Start of ROWS
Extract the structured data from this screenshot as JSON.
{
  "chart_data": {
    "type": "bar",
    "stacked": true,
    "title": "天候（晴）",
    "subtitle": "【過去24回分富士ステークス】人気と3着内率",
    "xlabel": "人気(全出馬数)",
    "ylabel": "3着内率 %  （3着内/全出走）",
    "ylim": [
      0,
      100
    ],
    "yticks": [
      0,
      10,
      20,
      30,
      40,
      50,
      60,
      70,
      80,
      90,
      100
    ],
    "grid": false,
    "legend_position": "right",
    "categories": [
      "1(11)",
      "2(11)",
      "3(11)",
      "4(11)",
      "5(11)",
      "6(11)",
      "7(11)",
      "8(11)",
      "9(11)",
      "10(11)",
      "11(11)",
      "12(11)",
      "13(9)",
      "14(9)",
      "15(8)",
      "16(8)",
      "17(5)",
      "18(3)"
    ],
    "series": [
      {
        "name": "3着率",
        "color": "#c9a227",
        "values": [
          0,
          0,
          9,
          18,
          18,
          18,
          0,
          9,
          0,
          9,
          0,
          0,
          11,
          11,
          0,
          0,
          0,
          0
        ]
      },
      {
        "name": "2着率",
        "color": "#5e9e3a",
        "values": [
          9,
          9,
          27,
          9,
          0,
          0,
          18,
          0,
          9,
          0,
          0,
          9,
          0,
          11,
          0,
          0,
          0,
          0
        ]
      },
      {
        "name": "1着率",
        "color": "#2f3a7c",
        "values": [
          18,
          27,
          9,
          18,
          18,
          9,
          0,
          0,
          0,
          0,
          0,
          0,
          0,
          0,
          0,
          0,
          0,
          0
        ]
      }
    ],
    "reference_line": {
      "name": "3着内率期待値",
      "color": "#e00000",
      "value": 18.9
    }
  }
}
End of ROWS
Print the listing above in full, exactly as it is.

Extract the structured data from this screenshot as JSON.
{
  "chart_data": {
    "type": "bar",
    "stacked": true,
    "title": "天候（晴）",
    "subtitle": "【過去24回分富士ステークス】人気と3着内率",
    "xlabel": "人気(全出馬数)",
    "ylabel": "3着内率 %  （3着内/全出走）",
    "ylim": [
      0,
      100
    ],
    "yticks": [
      0,
      10,
      20,
      30,
      40,
      50,
      60,
      70,
      80,
      90,
      100
    ],
    "grid": false,
    "legend_position": "right",
    "categories": [
      "1(11)",
      "2(11)",
      "3(11)",
      "4(11)",
      "5(11)",
      "6(11)",
      "7(11)",
      "8(11)",
      "9(11)",
      "10(11)",
      "11(11)",
      "12(11)",
      "13(9)",
      "14(9)",
      "15(8)",
      "16(8)",
      "17(5)",
      "18(3)"
    ],
    "series": [
      {
        "name": "3着率",
        "color": "#c9a227",
        "values": [
          0,
          0,
          9,
          18,
          18,
          18,
          0,
          9,
          0,
          9,
          0,
          0,
          11,
          11,
          0,
          0,
          0,
          0
        ]
      },
      {
        "name": "2着率",
        "color": "#5e9e3a",
        "values": [
          9,
          9,
          27,
          9,
          0,
          0,
          18,
          0,
          9,
          0,
          0,
          9,
          0,
          11,
          0,
          0,
          0,
          0
        ]
      },
      {
        "name": "1着率",
        "color": "#2f3a7c",
        "values": [
          18,
          27,
          9,
          18,
          18,
          9,
          0,
          0,
          0,
          0,
          0,
          0,
          0,
          0,
          0,
          0,
          0,
          0
        ]
      }
    ],
    "reference_line": {
      "name": "3着内率期待値",
      "color": "#e00000",
      "value": 18.9
    }
  }
}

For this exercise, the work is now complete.